[START]

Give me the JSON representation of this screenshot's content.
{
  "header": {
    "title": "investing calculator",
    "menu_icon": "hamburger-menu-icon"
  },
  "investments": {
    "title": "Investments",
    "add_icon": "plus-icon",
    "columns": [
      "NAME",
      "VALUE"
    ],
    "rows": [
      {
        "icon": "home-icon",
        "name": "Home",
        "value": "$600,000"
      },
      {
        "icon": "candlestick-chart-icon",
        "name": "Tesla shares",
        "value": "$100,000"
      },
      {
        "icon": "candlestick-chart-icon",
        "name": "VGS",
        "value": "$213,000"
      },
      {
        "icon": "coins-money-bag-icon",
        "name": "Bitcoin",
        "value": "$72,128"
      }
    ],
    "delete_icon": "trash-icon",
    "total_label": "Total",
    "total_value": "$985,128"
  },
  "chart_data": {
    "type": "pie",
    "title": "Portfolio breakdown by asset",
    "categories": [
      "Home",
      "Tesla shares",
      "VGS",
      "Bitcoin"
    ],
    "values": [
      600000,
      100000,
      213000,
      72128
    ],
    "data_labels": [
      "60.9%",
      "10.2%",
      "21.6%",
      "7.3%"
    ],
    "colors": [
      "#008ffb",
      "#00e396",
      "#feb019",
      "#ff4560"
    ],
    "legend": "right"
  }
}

[END]

WHAT YOU WILL DO:
All of the entries above must be quoted exactly.

EXERCISE RESPONSE:
Give me the JSON representation of this screenshot's content.
{
  "header": {
    "title": "investing calculator",
    "menu_icon": "hamburger-menu-icon"
  },
  "investments": {
    "title": "Investments",
    "add_icon": "plus-icon",
    "columns": [
      "NAME",
      "VALUE"
    ],
    "rows": [
      {
        "icon": "home-icon",
        "name": "Home",
        "value": "$600,000"
      },
      {
        "icon": "candlestick-chart-icon",
        "name": "Tesla shares",
        "value": "$100,000"
      },
      {
        "icon": "candlestick-chart-icon",
        "name": "VGS",
        "value": "$213,000"
      },
      {
        "icon": "coins-money-bag-icon",
        "name": "Bitcoin",
        "value": "$72,128"
      }
    ],
    "delete_icon": "trash-icon",
    "total_label": "Total",
    "total_value": "$985,128"
  },
  "chart_data": {
    "type": "pie",
    "title": "Portfolio breakdown by asset",
    "categories": [
      "Home",
      "Tesla shares",
      "VGS",
      "Bitcoin"
    ],
    "values": [
      600000,
      100000,
      213000,
      72128
    ],
    "data_labels": [
      "60.9%",
      "10.2%",
      "21.6%",
      "7.3%"
    ],
    "colors": [
      "#008ffb",
      "#00e396",
      "#feb019",
      "#ff4560"
    ],
    "legend": "right"
  }
}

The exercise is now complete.